Figure content listings -
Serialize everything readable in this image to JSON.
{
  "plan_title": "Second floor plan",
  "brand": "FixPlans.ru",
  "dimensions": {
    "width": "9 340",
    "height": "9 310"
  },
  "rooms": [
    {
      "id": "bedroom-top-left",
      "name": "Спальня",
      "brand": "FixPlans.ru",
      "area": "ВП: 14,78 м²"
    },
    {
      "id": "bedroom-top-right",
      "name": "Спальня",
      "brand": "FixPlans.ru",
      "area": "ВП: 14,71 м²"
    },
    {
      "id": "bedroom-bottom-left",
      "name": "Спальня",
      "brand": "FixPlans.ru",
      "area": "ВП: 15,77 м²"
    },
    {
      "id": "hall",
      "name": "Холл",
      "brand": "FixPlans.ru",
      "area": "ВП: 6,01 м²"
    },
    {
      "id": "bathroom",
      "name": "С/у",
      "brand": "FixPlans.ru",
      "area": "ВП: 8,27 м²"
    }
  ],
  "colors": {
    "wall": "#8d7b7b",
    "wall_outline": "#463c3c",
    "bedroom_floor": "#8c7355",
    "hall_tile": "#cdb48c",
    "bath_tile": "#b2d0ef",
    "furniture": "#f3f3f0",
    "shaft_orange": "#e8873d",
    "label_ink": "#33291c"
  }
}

THE REQUEST - Extract every entry above as it appears.

THE RESULT -
Serialize everything readable in this image to JSON.
{
  "plan_title": "Second floor plan",
  "brand": "FixPlans.ru",
  "dimensions": {
    "width": "9 340",
    "height": "9 310"
  },
  "rooms": [
    {
      "id": "bedroom-top-left",
      "name": "Спальня",
      "brand": "FixPlans.ru",
      "area": "ВП: 14,78 м²"
    },
    {
      "id": "bedroom-top-right",
      "name": "Спальня",
      "brand": "FixPlans.ru",
      "area": "ВП: 14,71 м²"
    },
    {
      "id": "bedroom-bottom-left",
      "name": "Спальня",
      "brand": "FixPlans.ru",
      "area": "ВП: 15,77 м²"
    },
    {
      "id": "hall",
      "name": "Холл",
      "brand": "FixPlans.ru",
      "area": "ВП: 6,01 м²"
    },
    {
      "id": "bathroom",
      "name": "С/у",
      "brand": "FixPlans.ru",
      "area": "ВП: 8,27 м²"
    }
  ],
  "colors": {
    "wall": "#8d7b7b",
    "wall_outline": "#463c3c",
    "bedroom_floor": "#8c7355",
    "hall_tile": "#cdb48c",
    "bath_tile": "#b2d0ef",
    "furniture": "#f3f3f0",
    "shaft_orange": "#e8873d",
    "label_ink": "#33291c"
  }
}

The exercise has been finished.